━━ Records provided
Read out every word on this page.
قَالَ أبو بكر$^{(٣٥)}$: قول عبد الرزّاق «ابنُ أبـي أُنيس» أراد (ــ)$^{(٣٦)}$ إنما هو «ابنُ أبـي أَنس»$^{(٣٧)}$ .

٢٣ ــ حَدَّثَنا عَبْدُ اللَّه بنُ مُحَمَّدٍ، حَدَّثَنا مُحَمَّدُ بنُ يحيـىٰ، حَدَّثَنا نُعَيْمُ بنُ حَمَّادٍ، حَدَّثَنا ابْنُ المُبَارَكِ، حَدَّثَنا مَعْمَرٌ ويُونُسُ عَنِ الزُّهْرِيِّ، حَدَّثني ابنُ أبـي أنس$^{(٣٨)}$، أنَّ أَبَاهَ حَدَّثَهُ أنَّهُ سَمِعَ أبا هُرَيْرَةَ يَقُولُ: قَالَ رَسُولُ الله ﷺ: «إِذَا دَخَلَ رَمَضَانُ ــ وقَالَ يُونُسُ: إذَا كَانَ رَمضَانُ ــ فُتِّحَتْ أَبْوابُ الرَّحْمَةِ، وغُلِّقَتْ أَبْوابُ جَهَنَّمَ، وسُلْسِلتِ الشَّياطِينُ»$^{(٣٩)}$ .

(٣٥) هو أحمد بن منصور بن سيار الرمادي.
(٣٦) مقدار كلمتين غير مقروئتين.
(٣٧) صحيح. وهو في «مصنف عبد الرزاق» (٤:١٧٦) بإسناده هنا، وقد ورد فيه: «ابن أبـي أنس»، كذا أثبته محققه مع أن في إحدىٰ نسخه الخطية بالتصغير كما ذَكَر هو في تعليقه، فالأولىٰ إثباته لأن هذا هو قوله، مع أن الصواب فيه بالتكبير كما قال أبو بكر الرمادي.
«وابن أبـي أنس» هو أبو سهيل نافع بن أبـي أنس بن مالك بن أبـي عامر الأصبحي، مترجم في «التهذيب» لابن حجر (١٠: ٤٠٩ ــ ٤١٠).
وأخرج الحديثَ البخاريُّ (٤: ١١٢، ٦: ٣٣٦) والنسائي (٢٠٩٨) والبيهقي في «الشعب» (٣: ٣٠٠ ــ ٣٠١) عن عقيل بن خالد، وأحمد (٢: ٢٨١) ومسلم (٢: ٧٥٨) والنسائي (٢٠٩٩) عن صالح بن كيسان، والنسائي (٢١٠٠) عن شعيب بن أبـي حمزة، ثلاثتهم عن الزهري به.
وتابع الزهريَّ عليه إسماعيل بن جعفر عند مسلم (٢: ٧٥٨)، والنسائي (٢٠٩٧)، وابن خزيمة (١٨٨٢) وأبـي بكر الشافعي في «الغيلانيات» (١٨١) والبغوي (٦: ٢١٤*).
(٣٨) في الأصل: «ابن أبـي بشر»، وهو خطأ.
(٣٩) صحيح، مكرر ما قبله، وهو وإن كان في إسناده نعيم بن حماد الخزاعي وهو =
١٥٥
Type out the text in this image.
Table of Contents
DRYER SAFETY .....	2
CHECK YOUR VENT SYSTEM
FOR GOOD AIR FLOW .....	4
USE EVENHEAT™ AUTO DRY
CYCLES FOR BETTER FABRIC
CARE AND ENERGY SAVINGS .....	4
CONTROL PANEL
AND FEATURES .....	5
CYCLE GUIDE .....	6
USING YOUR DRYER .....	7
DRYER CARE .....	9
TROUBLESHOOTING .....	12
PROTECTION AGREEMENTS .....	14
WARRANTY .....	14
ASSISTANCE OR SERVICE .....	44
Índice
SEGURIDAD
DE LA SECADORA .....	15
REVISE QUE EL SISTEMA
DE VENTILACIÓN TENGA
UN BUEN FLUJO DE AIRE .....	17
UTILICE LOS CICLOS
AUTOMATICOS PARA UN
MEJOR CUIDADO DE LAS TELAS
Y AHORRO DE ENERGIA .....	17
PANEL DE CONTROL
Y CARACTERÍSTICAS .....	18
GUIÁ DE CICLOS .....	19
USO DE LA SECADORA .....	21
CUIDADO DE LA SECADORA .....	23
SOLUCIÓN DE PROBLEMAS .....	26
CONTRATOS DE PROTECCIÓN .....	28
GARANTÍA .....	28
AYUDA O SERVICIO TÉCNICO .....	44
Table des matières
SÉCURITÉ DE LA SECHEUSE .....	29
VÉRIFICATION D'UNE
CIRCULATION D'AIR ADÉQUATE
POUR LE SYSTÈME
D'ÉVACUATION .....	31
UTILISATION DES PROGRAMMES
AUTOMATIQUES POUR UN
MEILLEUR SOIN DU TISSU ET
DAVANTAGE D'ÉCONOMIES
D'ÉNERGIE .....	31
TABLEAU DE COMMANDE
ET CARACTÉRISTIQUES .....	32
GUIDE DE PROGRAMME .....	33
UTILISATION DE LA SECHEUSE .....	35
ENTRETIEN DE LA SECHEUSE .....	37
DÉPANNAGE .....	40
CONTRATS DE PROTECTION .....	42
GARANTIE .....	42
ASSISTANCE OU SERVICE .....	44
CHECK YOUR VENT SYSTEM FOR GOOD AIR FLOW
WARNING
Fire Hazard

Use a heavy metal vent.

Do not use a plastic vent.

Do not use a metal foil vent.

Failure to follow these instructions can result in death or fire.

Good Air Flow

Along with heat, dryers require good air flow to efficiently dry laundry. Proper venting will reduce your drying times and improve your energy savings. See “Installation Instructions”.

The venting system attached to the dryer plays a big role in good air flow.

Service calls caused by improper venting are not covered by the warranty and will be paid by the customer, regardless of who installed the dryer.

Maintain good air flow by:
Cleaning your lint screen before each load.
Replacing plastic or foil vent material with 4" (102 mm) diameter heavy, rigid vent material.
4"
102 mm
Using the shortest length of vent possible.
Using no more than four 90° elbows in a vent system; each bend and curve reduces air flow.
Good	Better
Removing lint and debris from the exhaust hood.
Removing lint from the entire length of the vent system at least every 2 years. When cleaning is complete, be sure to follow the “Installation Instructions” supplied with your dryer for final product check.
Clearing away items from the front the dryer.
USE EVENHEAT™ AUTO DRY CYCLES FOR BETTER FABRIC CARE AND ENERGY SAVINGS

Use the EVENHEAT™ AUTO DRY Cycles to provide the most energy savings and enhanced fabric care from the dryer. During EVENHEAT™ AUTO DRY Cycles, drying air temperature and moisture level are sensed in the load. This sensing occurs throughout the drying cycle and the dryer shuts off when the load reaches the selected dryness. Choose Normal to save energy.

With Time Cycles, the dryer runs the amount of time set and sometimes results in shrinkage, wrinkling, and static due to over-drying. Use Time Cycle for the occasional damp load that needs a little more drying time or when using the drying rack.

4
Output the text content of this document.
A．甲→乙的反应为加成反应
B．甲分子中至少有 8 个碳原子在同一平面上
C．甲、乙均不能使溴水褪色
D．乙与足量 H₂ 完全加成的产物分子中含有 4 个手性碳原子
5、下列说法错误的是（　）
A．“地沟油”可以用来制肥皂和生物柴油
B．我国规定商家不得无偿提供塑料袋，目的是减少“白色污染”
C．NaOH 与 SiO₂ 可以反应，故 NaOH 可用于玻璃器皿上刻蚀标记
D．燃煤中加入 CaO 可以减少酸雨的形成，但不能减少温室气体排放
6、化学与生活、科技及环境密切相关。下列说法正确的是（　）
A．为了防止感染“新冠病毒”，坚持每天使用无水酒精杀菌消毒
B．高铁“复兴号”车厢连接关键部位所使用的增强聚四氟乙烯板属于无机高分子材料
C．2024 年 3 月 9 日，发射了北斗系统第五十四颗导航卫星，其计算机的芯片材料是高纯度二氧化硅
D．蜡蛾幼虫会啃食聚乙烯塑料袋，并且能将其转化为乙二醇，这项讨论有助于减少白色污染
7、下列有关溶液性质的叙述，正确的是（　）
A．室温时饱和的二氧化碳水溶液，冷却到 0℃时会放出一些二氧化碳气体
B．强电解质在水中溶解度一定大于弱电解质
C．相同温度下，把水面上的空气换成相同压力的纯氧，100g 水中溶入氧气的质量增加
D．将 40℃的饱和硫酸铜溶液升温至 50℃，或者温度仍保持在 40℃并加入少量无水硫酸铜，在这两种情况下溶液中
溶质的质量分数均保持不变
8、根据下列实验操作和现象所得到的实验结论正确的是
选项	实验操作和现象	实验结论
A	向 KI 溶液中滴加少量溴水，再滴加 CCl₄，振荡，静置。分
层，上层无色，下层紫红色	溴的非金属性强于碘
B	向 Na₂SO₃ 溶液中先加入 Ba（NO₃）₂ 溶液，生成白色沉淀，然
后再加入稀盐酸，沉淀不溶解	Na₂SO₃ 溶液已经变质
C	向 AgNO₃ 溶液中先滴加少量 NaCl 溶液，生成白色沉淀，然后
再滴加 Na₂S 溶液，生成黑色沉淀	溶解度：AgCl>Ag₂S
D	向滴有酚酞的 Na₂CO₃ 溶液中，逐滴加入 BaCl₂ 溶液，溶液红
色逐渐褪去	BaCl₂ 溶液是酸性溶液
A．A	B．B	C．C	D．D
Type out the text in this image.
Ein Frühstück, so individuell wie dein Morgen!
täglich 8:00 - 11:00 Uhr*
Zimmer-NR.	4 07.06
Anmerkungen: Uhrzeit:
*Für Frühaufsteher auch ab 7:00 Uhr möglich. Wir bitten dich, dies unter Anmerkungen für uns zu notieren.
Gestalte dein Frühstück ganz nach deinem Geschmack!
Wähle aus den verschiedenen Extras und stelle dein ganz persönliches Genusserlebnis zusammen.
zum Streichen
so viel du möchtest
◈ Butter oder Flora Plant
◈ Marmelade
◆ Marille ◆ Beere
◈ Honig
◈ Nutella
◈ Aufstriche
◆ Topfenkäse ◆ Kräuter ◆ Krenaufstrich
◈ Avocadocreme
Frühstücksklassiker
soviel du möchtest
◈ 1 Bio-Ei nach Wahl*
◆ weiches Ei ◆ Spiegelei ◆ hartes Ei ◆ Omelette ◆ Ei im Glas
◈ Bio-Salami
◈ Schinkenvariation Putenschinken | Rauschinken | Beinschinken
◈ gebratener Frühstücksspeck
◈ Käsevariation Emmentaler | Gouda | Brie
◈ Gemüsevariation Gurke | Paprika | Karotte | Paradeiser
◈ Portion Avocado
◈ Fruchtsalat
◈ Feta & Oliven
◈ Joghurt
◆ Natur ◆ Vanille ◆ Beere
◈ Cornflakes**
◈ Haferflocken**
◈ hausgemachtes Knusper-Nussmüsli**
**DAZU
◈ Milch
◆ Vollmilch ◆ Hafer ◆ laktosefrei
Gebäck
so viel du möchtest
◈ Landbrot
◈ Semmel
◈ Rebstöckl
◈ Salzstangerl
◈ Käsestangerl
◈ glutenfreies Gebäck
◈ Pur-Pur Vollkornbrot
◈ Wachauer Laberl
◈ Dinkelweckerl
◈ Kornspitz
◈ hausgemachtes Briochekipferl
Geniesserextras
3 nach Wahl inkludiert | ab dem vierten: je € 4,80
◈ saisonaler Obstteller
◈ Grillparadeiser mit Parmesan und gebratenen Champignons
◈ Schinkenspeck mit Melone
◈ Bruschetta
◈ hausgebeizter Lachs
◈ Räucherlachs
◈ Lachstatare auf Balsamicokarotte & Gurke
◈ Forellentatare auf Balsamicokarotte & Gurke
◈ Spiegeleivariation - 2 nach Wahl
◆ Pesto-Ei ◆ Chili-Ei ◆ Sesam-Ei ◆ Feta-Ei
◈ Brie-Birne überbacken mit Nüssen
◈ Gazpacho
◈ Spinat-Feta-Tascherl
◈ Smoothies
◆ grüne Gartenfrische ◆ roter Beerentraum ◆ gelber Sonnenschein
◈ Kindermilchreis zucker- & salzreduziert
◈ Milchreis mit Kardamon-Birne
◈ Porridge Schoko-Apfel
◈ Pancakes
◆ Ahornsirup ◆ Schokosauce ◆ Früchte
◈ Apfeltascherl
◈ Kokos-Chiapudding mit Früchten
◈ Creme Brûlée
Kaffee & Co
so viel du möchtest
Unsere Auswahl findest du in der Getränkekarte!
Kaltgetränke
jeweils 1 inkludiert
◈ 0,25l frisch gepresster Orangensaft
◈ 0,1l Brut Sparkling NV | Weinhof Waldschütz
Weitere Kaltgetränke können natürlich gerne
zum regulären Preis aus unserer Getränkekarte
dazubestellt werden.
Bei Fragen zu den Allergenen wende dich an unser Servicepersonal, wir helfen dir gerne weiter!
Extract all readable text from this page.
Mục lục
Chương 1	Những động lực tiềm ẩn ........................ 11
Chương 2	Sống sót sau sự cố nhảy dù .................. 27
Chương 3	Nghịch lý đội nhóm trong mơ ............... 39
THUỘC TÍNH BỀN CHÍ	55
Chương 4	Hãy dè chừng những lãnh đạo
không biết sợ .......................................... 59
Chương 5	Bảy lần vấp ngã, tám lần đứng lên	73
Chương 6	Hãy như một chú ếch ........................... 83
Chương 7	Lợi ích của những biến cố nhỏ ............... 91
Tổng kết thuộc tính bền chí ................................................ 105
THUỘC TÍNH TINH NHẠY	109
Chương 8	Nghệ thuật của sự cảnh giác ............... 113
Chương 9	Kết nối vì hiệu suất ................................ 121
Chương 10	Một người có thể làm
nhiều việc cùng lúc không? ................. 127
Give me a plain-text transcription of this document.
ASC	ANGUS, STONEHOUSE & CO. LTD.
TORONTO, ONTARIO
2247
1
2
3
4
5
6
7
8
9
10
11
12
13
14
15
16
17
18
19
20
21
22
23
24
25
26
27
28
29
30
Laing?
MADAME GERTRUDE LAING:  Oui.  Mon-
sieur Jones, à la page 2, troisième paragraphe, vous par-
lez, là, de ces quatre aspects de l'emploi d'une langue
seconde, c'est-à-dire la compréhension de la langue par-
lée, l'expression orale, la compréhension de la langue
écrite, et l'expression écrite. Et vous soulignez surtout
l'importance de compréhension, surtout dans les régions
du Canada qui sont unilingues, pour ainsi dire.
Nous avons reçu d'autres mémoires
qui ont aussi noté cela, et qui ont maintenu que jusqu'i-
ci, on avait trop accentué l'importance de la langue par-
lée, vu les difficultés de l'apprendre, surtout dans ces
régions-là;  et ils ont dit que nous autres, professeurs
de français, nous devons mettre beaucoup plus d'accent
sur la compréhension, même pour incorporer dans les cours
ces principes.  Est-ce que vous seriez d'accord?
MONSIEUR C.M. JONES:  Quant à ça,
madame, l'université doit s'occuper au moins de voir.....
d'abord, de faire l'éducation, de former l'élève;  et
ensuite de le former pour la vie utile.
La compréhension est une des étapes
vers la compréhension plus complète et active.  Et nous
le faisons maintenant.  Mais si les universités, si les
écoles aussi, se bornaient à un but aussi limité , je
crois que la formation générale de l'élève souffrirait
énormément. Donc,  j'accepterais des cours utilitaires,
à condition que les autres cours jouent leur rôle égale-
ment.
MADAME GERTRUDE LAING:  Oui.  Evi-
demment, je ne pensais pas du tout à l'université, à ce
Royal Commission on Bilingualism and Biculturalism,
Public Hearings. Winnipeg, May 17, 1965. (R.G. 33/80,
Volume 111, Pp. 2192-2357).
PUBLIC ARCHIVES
━━━━
Extract each line holding the string "không".

Task answer -
không biết sợ .......................................... 59
nhiều việc cùng lúc không? ................. 127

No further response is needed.